Supplied text:
::::::::

Marino Points atop the leaderboard at Pebble

By Doug FergusonFebruary 11, 2011, 4:41 am

2007 AT&T Pebble Beach Pro-AmPEBBLE BEACH, Calif. – D.A. Points found the antics of his playing partner Bill Murray more amusing than annoying, and it showed in his 7-under 63 on Thursday to take a share of the first-round lead in the Pebble Beach National Pro-Am.

With eight birdies on the Shore Course at Monterey Peninsula, Points finished the day level with Steve Marino.

Some might think he shot a 63 despite having actor and comedian Murray in his ear all day. Points says he shot 63 because of him.

“I know people talk about his antics, or he’s a showman while he’s out there, making lots of comments and talking while people are getting ready to hit shots,” Points said. “To be honest, it really loosens me up and makes me between shots not be grinding so hard on what I’m doing. It helps me take a little bit of a breather between shots and joke around with him.”

There was plenty to enjoy for most everyone on a glorious day on the peninsula, with only a mild breeze to accompany views that were as spectacular as ever. Beyond the weather, the conditions on three courses were as good as they have ever been. The fairways were particularly firm on the Shore Course, and the greens were fast everywhere.

The rounds took six hours, as usual, but some of that was because of the speed of the greens.

Marino had a most unusual 7-under 65 at Spyglass Hill in that he failed to birdie any of the par 5s. He still managed seven birdies, including a big drive and a wedge to inside a foot on his final hole. The green is elevated, and Marino only knew it was good when a woman began shrieking after it checked up close to the pin.

“I think your mother likes it,” Mark Long, the caddie for amateur Dermot Desmond, called back to Marino.

Even more pleasing to Marino was the 9-iron he hit on the previous hole, the par-4 eighth, that took one hop and hit the pin before settling about 8 feet away. A year ago on Spyglass, he holed out with an 8-iron.

The best shot of the day belonged to Alex Cejka, who was one shot behind after a 64 on the Shore Course. He started his day by holing out a 3-wood from the fairway on the par-5 10th. The PGA Tour checked its records as far back as 1982 and could not find another player who had started a round with an albatross.

“It was the best start I’ve ever had,” Cejka said in somewhat of an understatement.

“It carried just short of the green and bounced up and took a break toward the hole,” Cejka said. “There were like three or four marshals up there and they started screaming, and suddenly it was in the hole. It’s the first one for me.”

The group at 5 under included Gary Woodland, whose 67 was the best score at Pebble Beach.

Most of the screaming took place on the Shore Course, its second year in the rotation for the Pebble Beach National Pro-Am, and already one of the favorites. That’s where the celebrity rotation began the tournament, and the crowd followed.

::::::::

Source data:
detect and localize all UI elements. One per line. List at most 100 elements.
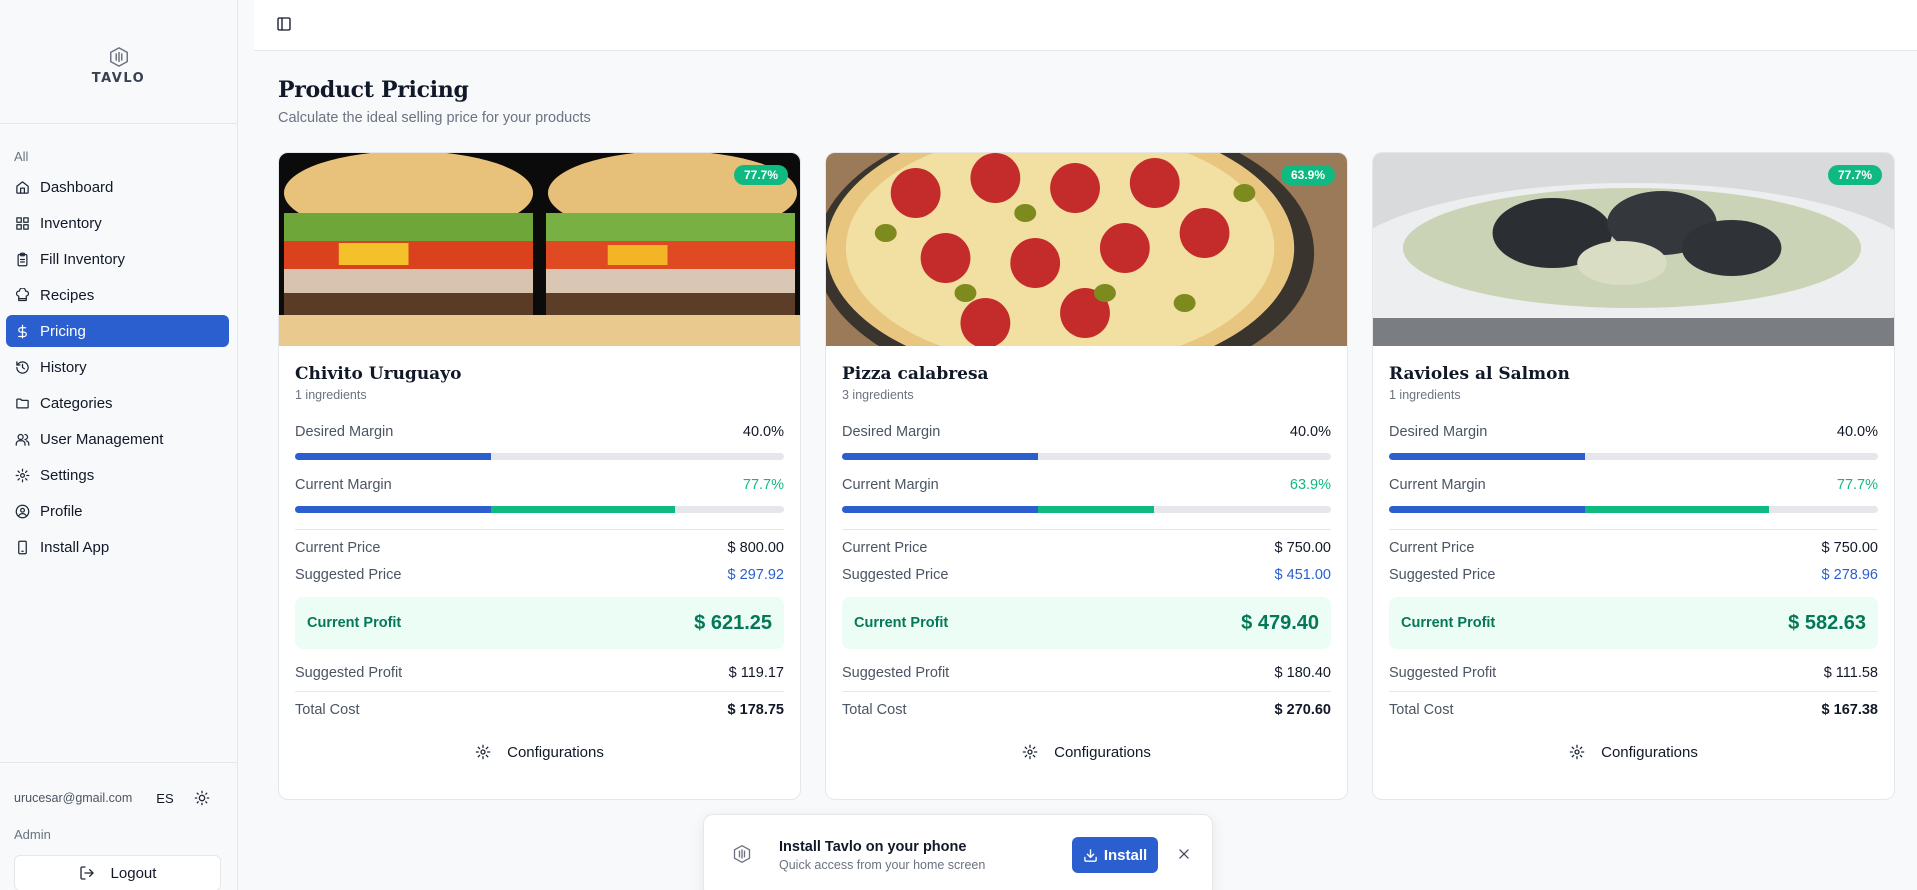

::::::::

Your instructions: Pick up the Pebble Beach Pro-Am report after its final sentence and keep it going. These lines come from a separate source.

Output for this task:
Phil Mickelson didn’t provide too many highlights, opening with a 1-over 71. Dustin Johnson, trying to become the first player since this tournament began in 1937 to win three successive years, made bogeys on two par 5s and had to settle for a 71.

For Points, there were a few trying moments. On the par-3 14th, Murray and former San Francisco 49ers player Harris Barton both made long birdie putts. Then it was Points’ turn.

“I got up over my putt and he started talking to me about he just made a putt, and how Harris just made a putt, and how easy this should be,” Points said.

He three-putted for his only bogey.

“It didn’t bother me at all,” he said. “I just hit two bad putts.”

A year ago, Points was excited to be drawn with Mickelson and Rickie Fowler at Torrey Pines, and with Tiger Woods at Aronomink in the AT&T National. This year topped them all.

He grew up in Illinois, and Murray has long been one of his favorites. He thought about asking tournament officials if he could be paired with the actor, then decided against it. Imagine his surprise when someone sent a text to his wife Tuesday that Murray would be his partner, and the phone call that followed the next morning.

“I’ve got this message on my phone,” Points said. “He says, ‘D.A., this is Bill Murray. … I got your number from the Police Department.”’

Murray invited him to play that afternoon at Cypress Point, and Points said he played the final four holes—some of the most beautiful of any golf course around the world—as the sun was setting over the Pacific.

While telling the story, Points mentioned Thursday was his daughter’s first birthday.

“This week so far just seems to keep getting better and better and better,” he said. “I’m having a good time.”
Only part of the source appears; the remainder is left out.